● Exercise goal:
Look for the string "Alaska" in every line, and copy each line that has it.

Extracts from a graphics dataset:
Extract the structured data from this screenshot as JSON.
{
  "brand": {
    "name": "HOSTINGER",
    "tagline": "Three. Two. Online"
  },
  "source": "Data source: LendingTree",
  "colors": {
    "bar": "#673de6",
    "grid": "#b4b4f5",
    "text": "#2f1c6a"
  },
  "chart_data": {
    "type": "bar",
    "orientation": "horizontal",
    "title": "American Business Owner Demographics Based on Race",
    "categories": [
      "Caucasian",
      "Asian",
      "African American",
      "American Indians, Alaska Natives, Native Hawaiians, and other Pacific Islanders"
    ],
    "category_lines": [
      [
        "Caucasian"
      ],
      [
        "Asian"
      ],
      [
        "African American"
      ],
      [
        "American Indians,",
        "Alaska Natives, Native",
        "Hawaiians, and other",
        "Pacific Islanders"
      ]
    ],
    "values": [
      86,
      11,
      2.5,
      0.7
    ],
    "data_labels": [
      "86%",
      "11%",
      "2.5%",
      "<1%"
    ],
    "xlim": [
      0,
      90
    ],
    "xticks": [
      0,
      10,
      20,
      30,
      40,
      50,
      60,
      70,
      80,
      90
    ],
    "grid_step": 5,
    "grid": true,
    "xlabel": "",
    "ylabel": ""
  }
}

● Exercise response:
      "American Indians, Alaska Natives, Native Hawaiians, and other Pacific Islanders"
        "Alaska Natives, Native",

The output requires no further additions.